▸ **PROMPT**
Among the entries below, find each line with "guérison" and show it.
┌──
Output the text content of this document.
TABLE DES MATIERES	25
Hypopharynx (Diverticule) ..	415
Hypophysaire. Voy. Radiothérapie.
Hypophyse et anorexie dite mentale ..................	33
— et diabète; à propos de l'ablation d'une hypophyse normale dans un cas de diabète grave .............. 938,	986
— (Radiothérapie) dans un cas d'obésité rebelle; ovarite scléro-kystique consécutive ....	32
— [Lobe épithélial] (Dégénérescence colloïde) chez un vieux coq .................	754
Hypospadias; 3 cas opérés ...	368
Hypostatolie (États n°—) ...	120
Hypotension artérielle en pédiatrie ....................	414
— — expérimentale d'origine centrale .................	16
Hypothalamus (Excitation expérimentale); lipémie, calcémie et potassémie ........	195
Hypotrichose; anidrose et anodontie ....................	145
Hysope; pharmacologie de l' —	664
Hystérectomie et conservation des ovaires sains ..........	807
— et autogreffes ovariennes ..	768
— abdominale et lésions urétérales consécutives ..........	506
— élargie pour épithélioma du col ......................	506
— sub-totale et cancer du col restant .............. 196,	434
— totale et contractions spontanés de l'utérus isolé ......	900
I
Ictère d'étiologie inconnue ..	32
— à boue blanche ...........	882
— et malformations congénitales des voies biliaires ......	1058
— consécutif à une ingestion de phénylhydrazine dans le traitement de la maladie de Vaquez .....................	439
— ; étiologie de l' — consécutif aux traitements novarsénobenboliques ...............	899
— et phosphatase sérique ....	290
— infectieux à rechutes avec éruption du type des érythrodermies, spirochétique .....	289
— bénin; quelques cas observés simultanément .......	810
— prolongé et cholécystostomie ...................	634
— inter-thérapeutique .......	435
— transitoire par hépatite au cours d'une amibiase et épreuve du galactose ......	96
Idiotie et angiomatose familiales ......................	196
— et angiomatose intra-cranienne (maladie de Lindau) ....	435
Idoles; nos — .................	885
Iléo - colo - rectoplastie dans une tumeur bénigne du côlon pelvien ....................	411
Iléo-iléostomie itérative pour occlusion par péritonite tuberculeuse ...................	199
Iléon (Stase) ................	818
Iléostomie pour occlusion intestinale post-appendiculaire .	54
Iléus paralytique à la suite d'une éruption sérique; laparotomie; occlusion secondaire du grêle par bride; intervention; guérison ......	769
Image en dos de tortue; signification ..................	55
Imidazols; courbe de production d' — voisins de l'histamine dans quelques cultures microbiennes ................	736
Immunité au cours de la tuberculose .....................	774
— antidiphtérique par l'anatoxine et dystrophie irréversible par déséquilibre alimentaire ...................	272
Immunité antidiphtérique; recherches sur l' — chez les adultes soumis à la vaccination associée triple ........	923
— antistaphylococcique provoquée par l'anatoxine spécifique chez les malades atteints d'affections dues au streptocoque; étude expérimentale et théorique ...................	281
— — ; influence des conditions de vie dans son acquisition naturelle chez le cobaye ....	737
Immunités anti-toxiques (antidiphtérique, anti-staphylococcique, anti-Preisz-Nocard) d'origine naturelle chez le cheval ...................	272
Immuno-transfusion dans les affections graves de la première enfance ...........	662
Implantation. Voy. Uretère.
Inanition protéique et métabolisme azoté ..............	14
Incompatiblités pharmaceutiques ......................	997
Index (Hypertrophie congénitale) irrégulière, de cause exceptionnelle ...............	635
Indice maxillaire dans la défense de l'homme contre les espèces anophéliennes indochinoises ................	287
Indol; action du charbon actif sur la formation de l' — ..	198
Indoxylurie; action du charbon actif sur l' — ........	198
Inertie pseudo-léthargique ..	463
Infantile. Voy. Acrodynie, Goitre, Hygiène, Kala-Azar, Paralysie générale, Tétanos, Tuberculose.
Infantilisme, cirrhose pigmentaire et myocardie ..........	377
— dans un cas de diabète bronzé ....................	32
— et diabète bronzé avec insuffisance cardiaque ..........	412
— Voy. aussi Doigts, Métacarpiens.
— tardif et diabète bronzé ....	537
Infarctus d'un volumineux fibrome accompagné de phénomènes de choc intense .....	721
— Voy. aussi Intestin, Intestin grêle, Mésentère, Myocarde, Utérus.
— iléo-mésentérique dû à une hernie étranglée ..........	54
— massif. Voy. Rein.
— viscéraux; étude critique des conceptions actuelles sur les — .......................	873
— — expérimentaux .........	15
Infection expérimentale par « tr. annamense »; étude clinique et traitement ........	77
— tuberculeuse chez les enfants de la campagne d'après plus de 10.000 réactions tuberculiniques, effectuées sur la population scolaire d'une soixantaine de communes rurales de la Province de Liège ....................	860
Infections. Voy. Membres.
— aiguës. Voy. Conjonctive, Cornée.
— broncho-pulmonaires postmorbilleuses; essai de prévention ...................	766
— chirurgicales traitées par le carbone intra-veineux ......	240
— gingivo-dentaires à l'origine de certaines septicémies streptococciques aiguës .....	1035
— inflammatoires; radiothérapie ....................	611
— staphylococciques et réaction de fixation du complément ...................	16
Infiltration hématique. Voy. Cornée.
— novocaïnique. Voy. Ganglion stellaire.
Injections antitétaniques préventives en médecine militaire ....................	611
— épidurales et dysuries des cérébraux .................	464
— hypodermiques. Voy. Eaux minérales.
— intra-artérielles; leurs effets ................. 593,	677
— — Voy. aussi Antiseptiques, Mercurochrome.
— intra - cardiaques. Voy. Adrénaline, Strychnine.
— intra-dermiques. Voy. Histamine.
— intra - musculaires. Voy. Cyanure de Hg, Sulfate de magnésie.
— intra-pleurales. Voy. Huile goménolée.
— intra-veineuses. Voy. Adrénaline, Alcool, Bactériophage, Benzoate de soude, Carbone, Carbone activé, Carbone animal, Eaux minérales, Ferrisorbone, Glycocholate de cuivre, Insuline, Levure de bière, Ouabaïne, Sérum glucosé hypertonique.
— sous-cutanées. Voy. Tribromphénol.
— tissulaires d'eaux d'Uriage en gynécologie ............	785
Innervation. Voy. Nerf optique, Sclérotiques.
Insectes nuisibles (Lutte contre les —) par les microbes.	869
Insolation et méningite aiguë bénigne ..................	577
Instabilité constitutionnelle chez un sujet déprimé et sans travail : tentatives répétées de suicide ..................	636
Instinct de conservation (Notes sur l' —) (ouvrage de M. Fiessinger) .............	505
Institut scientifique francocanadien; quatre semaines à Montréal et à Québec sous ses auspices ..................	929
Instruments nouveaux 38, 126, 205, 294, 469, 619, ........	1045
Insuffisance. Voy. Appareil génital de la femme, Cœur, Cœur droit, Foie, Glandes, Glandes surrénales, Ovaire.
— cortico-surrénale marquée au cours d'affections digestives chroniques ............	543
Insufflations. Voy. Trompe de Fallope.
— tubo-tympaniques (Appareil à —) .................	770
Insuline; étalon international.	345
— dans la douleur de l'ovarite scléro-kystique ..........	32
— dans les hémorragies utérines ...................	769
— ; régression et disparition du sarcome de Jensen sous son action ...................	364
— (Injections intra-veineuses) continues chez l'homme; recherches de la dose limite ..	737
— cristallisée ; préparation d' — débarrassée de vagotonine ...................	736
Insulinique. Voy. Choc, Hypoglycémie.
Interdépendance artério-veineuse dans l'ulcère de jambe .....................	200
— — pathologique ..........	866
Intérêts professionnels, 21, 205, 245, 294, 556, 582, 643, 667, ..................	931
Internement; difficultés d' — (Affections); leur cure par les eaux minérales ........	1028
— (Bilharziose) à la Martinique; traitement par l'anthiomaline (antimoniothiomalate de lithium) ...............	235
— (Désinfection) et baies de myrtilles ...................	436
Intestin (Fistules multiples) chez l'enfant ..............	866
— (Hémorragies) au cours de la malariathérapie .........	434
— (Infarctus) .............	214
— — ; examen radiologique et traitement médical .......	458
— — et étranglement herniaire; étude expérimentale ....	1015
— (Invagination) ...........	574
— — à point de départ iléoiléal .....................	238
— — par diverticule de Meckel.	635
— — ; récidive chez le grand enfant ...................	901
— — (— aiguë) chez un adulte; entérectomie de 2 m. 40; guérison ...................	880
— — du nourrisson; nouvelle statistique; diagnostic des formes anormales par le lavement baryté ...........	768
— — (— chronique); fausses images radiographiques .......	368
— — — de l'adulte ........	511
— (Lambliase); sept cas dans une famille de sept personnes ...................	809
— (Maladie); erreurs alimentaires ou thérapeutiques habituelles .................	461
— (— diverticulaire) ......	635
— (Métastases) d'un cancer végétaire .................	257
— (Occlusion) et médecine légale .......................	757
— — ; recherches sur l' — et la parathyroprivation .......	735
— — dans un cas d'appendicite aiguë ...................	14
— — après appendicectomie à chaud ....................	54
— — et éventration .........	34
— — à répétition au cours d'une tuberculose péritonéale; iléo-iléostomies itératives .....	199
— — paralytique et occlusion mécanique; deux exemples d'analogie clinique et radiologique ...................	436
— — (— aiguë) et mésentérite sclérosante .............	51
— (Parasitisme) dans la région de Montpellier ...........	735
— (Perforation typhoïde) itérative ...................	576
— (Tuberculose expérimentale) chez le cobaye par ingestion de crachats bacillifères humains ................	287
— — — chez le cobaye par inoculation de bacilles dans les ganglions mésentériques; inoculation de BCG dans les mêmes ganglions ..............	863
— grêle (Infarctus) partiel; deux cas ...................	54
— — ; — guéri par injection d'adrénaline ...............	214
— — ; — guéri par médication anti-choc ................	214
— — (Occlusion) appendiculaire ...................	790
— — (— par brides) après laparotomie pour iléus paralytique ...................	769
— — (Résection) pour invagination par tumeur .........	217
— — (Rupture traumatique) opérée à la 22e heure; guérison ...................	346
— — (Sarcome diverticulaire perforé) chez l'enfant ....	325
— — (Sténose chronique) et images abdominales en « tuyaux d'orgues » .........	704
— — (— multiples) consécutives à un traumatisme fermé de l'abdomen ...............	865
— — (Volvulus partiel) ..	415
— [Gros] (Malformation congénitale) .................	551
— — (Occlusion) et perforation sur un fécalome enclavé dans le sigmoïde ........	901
└──
▸ **RESPONSE TO THE EXERCISE**
Iléus paralytique à la suite d'une éruption sérique; laparotomie; occlusion secondaire du grêle par bride; intervention; guérison ......	769
— — (— aiguë) chez un adulte; entérectomie de 2 m. 40; guérison ...................	880
— — (Rupture traumatique) opérée à la 22e heure; guérison ...................	346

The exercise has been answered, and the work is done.